Exercise directions: Write out each record below exactly as it appears, with no pictures.

** Begin **

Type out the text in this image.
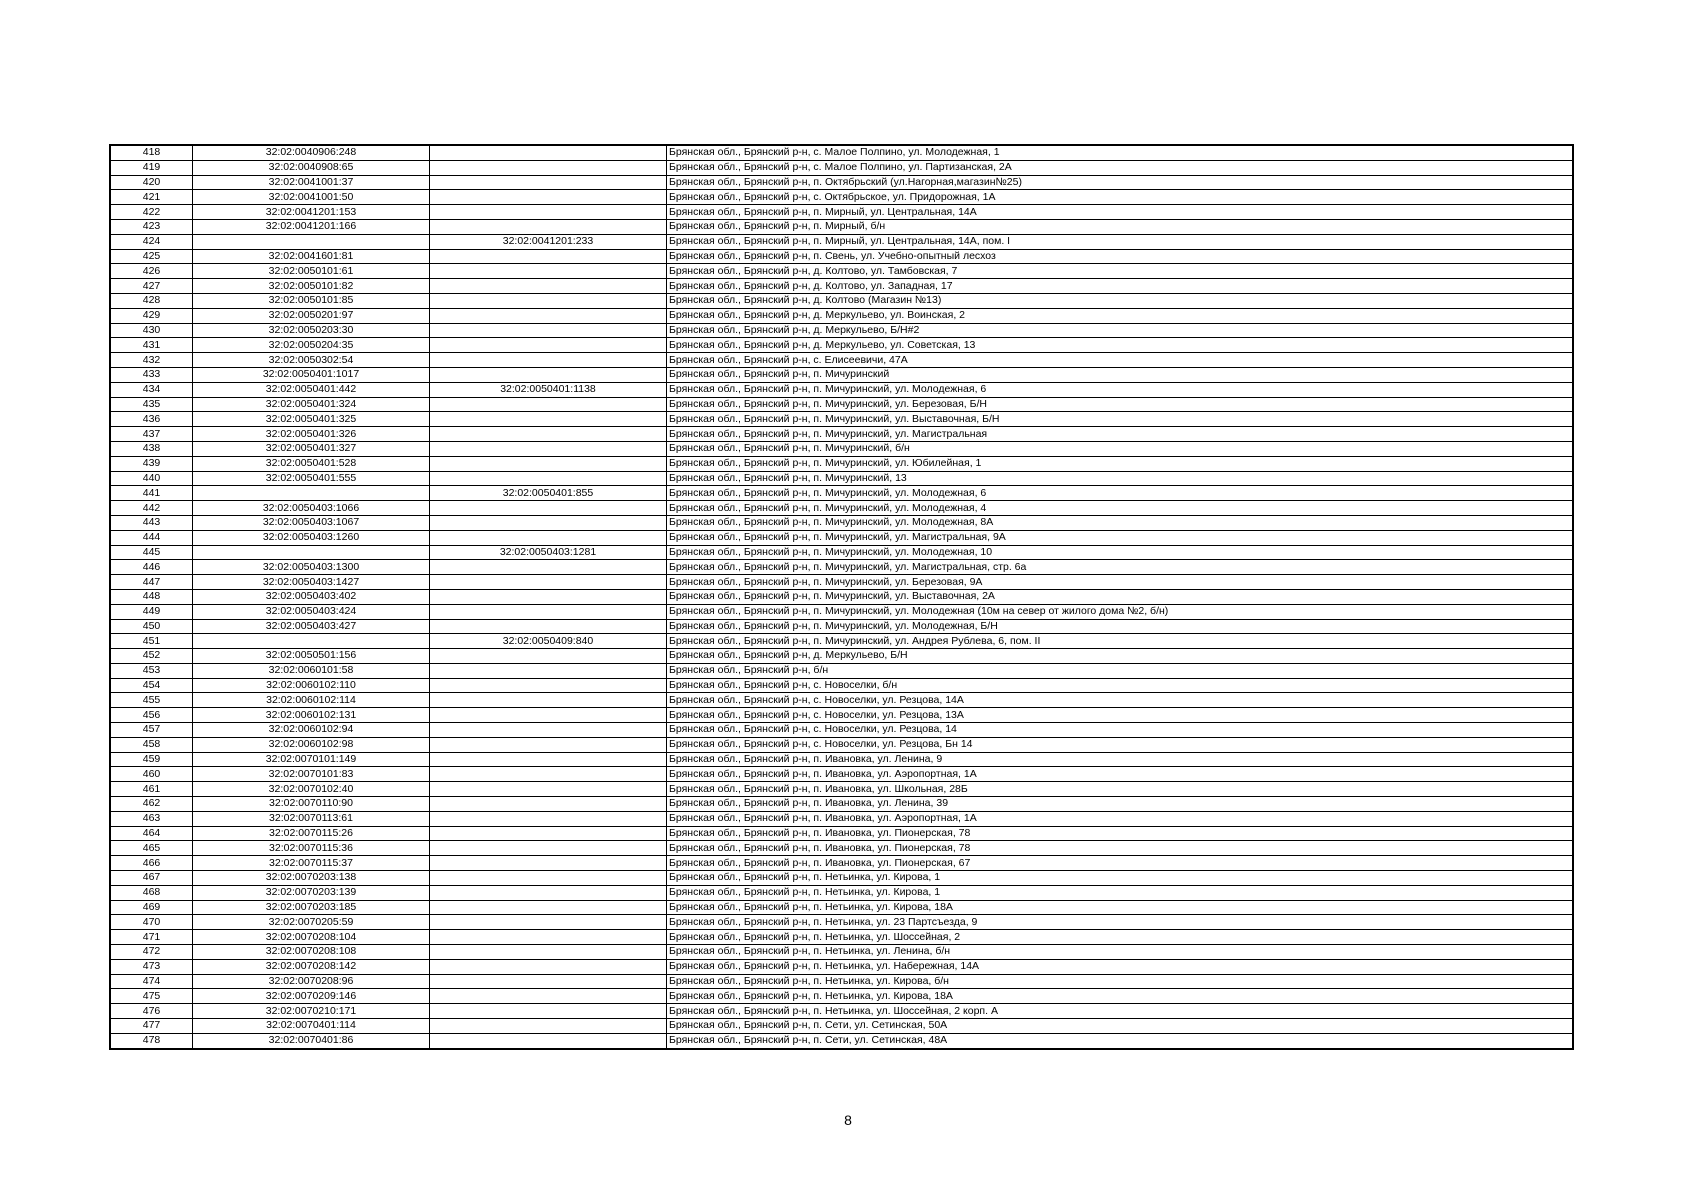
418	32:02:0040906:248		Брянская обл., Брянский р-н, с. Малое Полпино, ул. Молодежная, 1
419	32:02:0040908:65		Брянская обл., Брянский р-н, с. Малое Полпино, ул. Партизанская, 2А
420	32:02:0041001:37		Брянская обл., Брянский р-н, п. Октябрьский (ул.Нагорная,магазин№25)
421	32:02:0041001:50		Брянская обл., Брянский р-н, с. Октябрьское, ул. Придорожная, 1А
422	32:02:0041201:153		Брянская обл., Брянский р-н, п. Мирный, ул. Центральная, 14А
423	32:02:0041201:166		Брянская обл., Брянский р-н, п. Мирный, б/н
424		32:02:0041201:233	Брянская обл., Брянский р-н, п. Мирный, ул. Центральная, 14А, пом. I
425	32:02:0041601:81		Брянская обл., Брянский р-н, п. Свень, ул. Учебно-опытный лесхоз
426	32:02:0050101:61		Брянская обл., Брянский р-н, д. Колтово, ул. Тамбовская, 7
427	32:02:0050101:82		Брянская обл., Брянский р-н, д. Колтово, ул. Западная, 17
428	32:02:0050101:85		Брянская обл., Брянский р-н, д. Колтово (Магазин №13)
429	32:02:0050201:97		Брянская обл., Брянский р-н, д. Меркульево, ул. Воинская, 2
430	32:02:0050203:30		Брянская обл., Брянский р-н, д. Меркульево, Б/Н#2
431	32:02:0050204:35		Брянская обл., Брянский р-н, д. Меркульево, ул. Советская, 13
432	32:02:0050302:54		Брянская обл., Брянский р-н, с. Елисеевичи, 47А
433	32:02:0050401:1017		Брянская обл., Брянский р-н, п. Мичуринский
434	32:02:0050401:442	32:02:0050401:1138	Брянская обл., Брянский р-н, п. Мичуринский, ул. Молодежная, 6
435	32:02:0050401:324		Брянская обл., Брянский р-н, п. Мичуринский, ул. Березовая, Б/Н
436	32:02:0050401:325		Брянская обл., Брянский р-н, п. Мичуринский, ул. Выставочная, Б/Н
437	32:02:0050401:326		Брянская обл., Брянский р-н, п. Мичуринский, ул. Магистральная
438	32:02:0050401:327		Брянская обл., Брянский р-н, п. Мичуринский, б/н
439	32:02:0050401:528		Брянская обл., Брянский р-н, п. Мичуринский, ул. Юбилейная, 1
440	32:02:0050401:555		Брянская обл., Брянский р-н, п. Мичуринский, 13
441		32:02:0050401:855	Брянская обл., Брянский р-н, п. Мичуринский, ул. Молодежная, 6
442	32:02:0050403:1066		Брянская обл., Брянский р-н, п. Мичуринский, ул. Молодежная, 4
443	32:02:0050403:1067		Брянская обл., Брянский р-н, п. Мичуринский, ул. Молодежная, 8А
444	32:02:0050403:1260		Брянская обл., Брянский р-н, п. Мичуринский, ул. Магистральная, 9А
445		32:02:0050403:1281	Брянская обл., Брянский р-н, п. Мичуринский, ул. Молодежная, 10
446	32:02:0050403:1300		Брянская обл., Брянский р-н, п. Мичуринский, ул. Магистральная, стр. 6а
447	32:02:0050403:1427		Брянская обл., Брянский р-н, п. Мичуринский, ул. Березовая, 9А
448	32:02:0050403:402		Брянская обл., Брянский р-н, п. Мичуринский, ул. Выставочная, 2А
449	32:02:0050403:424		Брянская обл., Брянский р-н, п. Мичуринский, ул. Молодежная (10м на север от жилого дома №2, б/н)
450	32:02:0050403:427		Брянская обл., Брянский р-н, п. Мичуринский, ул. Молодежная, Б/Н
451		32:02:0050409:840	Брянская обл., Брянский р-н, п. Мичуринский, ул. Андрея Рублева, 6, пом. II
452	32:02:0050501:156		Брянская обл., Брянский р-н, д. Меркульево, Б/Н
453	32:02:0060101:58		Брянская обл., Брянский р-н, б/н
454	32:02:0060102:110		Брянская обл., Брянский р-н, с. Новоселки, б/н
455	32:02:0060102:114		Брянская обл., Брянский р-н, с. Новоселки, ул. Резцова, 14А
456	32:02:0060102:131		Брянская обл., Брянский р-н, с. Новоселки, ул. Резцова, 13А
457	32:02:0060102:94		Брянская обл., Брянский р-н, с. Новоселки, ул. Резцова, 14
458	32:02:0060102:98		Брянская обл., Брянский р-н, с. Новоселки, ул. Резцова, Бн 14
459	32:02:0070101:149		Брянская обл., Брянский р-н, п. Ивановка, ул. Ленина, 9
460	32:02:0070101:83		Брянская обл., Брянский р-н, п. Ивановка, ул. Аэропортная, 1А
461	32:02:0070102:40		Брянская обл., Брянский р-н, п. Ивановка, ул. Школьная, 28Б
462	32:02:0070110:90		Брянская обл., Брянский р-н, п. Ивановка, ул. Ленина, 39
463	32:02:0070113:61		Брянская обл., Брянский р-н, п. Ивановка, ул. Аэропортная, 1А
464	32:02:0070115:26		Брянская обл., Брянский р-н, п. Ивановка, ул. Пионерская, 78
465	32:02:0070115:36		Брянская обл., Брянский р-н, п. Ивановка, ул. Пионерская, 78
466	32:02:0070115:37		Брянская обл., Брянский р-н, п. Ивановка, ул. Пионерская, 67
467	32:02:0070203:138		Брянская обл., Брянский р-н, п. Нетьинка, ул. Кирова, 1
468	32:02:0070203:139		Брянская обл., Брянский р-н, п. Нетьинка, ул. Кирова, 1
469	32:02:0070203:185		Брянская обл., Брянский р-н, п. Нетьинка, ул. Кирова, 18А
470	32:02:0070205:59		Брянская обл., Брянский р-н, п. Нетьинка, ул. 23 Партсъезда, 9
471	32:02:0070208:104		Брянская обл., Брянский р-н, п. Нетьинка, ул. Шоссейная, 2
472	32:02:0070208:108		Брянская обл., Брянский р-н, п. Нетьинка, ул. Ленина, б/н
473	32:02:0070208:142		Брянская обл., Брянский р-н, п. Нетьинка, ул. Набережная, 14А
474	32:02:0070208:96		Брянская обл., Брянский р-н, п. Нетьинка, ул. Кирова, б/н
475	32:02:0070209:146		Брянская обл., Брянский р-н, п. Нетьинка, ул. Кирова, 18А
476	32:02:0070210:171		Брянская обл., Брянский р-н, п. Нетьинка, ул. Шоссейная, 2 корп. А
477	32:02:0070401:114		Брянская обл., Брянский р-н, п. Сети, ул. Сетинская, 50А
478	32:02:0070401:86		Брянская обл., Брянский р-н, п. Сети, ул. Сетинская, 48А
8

** End **

Solution for this exercise:
Type out the text in this image.
418	32:02:0040906:248		Брянская обл., Брянский р-н, с. Малое Полпино, ул. Молодежная, 1
419	32:02:0040908:65		Брянская обл., Брянский р-н, с. Малое Полпино, ул. Партизанская, 2А
420	32:02:0041001:37		Брянская обл., Брянский р-н, п. Октябрьский (ул.Нагорная,магазин№25)
421	32:02:0041001:50		Брянская обл., Брянский р-н, с. Октябрьское, ул. Придорожная, 1А
422	32:02:0041201:153		Брянская обл., Брянский р-н, п. Мирный, ул. Центральная, 14А
423	32:02:0041201:166		Брянская обл., Брянский р-н, п. Мирный, б/н
424		32:02:0041201:233	Брянская обл., Брянский р-н, п. Мирный, ул. Центральная, 14А, пом. I
425	32:02:0041601:81		Брянская обл., Брянский р-н, п. Свень, ул. Учебно-опытный лесхоз
426	32:02:0050101:61		Брянская обл., Брянский р-н, д. Колтово, ул. Тамбовская, 7
427	32:02:0050101:82		Брянская обл., Брянский р-н, д. Колтово, ул. Западная, 17
428	32:02:0050101:85		Брянская обл., Брянский р-н, д. Колтово (Магазин №13)
429	32:02:0050201:97		Брянская обл., Брянский р-н, д. Меркульево, ул. Воинская, 2
430	32:02:0050203:30		Брянская обл., Брянский р-н, д. Меркульево, Б/Н#2
431	32:02:0050204:35		Брянская обл., Брянский р-н, д. Меркульево, ул. Советская, 13
432	32:02:0050302:54		Брянская обл., Брянский р-н, с. Елисеевичи, 47А
433	32:02:0050401:1017		Брянская обл., Брянский р-н, п. Мичуринский
434	32:02:0050401:442	32:02:0050401:1138	Брянская обл., Брянский р-н, п. Мичуринский, ул. Молодежная, 6
435	32:02:0050401:324		Брянская обл., Брянский р-н, п. Мичуринский, ул. Березовая, Б/Н
436	32:02:0050401:325		Брянская обл., Брянский р-н, п. Мичуринский, ул. Выставочная, Б/Н
437	32:02:0050401:326		Брянская обл., Брянский р-н, п. Мичуринский, ул. Магистральная
438	32:02:0050401:327		Брянская обл., Брянский р-н, п. Мичуринский, б/н
439	32:02:0050401:528		Брянская обл., Брянский р-н, п. Мичуринский, ул. Юбилейная, 1
440	32:02:0050401:555		Брянская обл., Брянский р-н, п. Мичуринский, 13
441		32:02:0050401:855	Брянская обл., Брянский р-н, п. Мичуринский, ул. Молодежная, 6
442	32:02:0050403:1066		Брянская обл., Брянский р-н, п. Мичуринский, ул. Молодежная, 4
443	32:02:0050403:1067		Брянская обл., Брянский р-н, п. Мичуринский, ул. Молодежная, 8А
444	32:02:0050403:1260		Брянская обл., Брянский р-н, п. Мичуринский, ул. Магистральная, 9А
445		32:02:0050403:1281	Брянская обл., Брянский р-н, п. Мичуринский, ул. Молодежная, 10
446	32:02:0050403:1300		Брянская обл., Брянский р-н, п. Мичуринский, ул. Магистральная, стр. 6а
447	32:02:0050403:1427		Брянская обл., Брянский р-н, п. Мичуринский, ул. Березовая, 9А
448	32:02:0050403:402		Брянская обл., Брянский р-н, п. Мичуринский, ул. Выставочная, 2А
449	32:02:0050403:424		Брянская обл., Брянский р-н, п. Мичуринский, ул. Молодежная (10м на север от жилого дома №2, б/н)
450	32:02:0050403:427		Брянская обл., Брянский р-н, п. Мичуринский, ул. Молодежная, Б/Н
451		32:02:0050409:840	Брянская обл., Брянский р-н, п. Мичуринский, ул. Андрея Рублева, 6, пом. II
452	32:02:0050501:156		Брянская обл., Брянский р-н, д. Меркульево, Б/Н
453	32:02:0060101:58		Брянская обл., Брянский р-н, б/н
454	32:02:0060102:110		Брянская обл., Брянский р-н, с. Новоселки, б/н
455	32:02:0060102:114		Брянская обл., Брянский р-н, с. Новоселки, ул. Резцова, 14А
456	32:02:0060102:131		Брянская обл., Брянский р-н, с. Новоселки, ул. Резцова, 13А
457	32:02:0060102:94		Брянская обл., Брянский р-н, с. Новоселки, ул. Резцова, 14
458	32:02:0060102:98		Брянская обл., Брянский р-н, с. Новоселки, ул. Резцова, Бн 14
459	32:02:0070101:149		Брянская обл., Брянский р-н, п. Ивановка, ул. Ленина, 9
460	32:02:0070101:83		Брянская обл., Брянский р-н, п. Ивановка, ул. Аэропортная, 1А
461	32:02:0070102:40		Брянская обл., Брянский р-н, п. Ивановка, ул. Школьная, 28Б
462	32:02:0070110:90		Брянская обл., Брянский р-н, п. Ивановка, ул. Ленина, 39
463	32:02:0070113:61		Брянская обл., Брянский р-н, п. Ивановка, ул. Аэропортная, 1А
464	32:02:0070115:26		Брянская обл., Брянский р-н, п. Ивановка, ул. Пионерская, 78
465	32:02:0070115:36		Брянская обл., Брянский р-н, п. Ивановка, ул. Пионерская, 78
466	32:02:0070115:37		Брянская обл., Брянский р-н, п. Ивановка, ул. Пионерская, 67
467	32:02:0070203:138		Брянская обл., Брянский р-н, п. Нетьинка, ул. Кирова, 1
468	32:02:0070203:139		Брянская обл., Брянский р-н, п. Нетьинка, ул. Кирова, 1
469	32:02:0070203:185		Брянская обл., Брянский р-н, п. Нетьинка, ул. Кирова, 18А
470	32:02:0070205:59		Брянская обл., Брянский р-н, п. Нетьинка, ул. 23 Партсъезда, 9
471	32:02:0070208:104		Брянская обл., Брянский р-н, п. Нетьинка, ул. Шоссейная, 2
472	32:02:0070208:108		Брянская обл., Брянский р-н, п. Нетьинка, ул. Ленина, б/н
473	32:02:0070208:142		Брянская обл., Брянский р-н, п. Нетьинка, ул. Набережная, 14А
474	32:02:0070208:96		Брянская обл., Брянский р-н, п. Нетьинка, ул. Кирова, б/н
475	32:02:0070209:146		Брянская обл., Брянский р-н, п. Нетьинка, ул. Кирова, 18А
476	32:02:0070210:171		Брянская обл., Брянский р-н, п. Нетьинка, ул. Шоссейная, 2 корп. А
477	32:02:0070401:114		Брянская обл., Брянский р-н, п. Сети, ул. Сетинская, 50А
478	32:02:0070401:86		Брянская обл., Брянский р-н, п. Сети, ул. Сетинская, 48А
8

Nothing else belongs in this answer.